▶ _Available data_:

⟨

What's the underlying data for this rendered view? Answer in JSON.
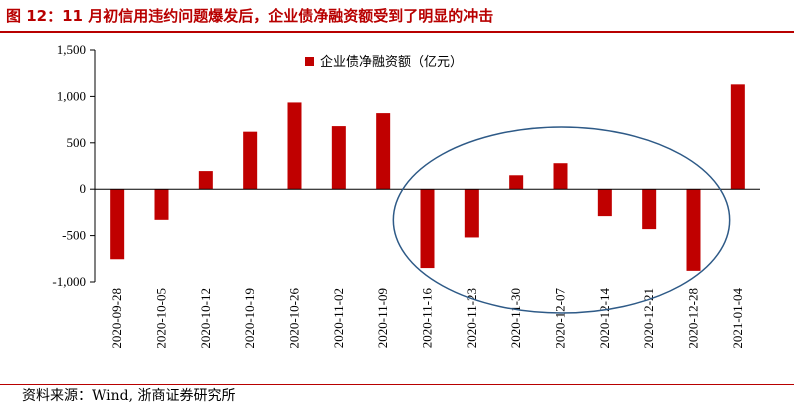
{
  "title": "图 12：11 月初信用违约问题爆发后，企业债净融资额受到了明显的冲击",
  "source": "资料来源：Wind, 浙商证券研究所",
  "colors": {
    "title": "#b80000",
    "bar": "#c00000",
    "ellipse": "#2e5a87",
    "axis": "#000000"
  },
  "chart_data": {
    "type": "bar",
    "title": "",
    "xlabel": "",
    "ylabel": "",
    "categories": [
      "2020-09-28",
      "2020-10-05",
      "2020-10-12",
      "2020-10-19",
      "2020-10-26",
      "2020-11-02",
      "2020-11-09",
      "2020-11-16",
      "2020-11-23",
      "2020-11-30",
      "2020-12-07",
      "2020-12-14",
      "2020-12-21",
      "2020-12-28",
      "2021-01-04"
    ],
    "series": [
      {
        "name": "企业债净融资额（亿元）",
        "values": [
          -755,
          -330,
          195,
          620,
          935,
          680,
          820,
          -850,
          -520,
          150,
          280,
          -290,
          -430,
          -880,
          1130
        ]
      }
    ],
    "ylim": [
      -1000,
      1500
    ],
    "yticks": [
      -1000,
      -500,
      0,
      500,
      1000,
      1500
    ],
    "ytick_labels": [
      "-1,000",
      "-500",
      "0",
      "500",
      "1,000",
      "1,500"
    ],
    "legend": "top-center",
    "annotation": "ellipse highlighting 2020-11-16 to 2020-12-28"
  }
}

⟩
⟨

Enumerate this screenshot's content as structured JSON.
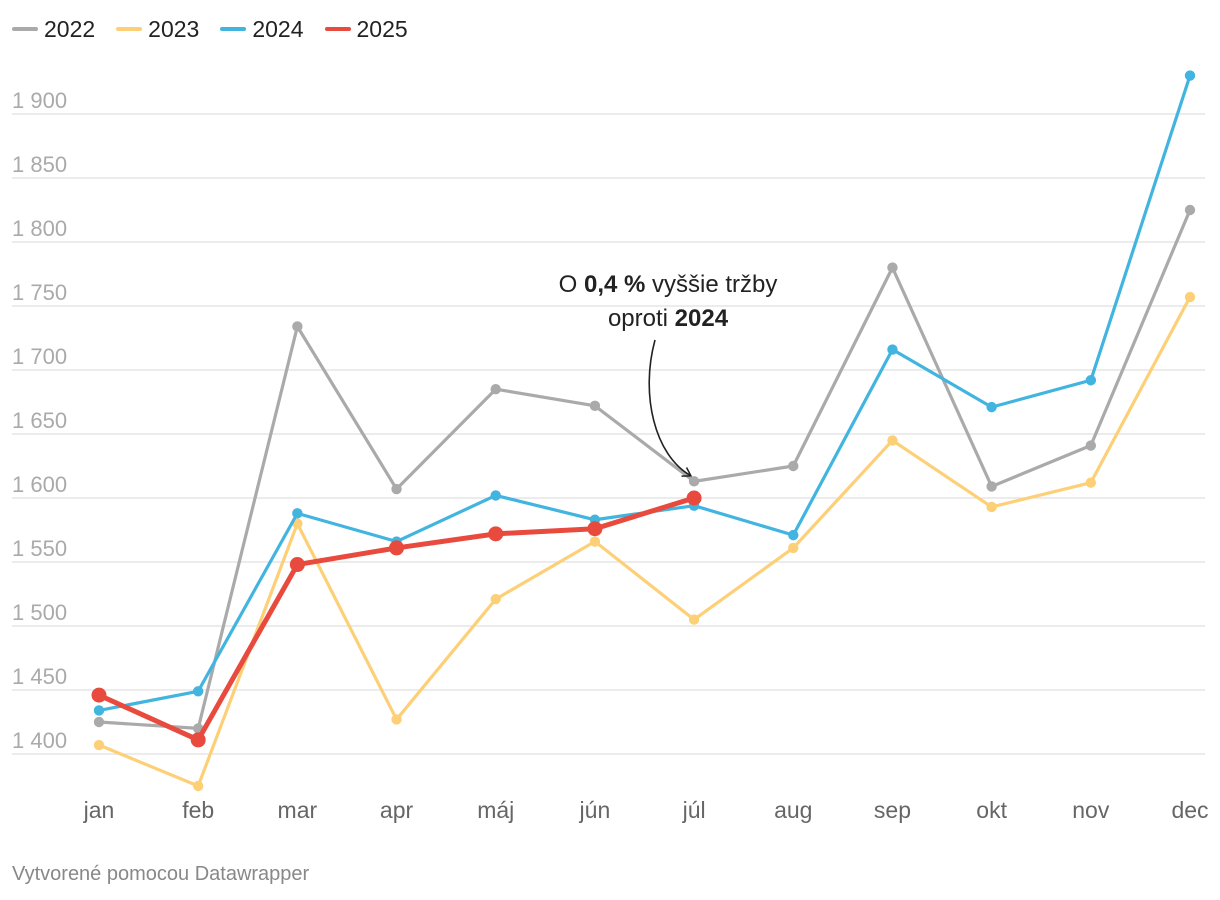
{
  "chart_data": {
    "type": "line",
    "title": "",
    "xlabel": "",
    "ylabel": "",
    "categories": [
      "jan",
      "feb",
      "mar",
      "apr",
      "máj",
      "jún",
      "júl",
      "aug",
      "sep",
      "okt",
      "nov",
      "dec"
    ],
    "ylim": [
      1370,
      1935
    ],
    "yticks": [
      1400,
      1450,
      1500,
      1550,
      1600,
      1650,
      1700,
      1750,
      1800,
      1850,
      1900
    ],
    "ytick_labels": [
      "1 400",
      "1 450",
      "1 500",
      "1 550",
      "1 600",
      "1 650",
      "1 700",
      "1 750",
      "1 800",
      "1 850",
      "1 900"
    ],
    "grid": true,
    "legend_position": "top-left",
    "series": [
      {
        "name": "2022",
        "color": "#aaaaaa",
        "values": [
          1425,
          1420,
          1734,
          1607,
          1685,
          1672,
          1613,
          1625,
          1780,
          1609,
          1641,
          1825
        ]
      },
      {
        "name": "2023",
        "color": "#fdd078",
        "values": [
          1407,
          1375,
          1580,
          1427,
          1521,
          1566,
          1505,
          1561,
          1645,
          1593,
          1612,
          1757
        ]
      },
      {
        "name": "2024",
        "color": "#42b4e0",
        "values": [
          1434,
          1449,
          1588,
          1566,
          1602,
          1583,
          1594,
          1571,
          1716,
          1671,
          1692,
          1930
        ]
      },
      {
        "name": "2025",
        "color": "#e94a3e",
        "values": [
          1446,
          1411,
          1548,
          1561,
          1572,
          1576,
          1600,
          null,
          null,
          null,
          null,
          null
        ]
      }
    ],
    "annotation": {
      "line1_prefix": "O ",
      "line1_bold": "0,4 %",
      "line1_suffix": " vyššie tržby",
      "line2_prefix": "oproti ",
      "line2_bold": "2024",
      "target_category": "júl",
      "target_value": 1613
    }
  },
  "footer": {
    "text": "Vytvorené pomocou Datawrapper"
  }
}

⟩

▶ _Exercise aim_: Of the lines above, copy each that contains "name".

▶ _Final result_:
        "name": "企业债净融资额（亿元）",
        "name": "2022",
        "name": "2023",
        "name": "2024",
        "name": "2025",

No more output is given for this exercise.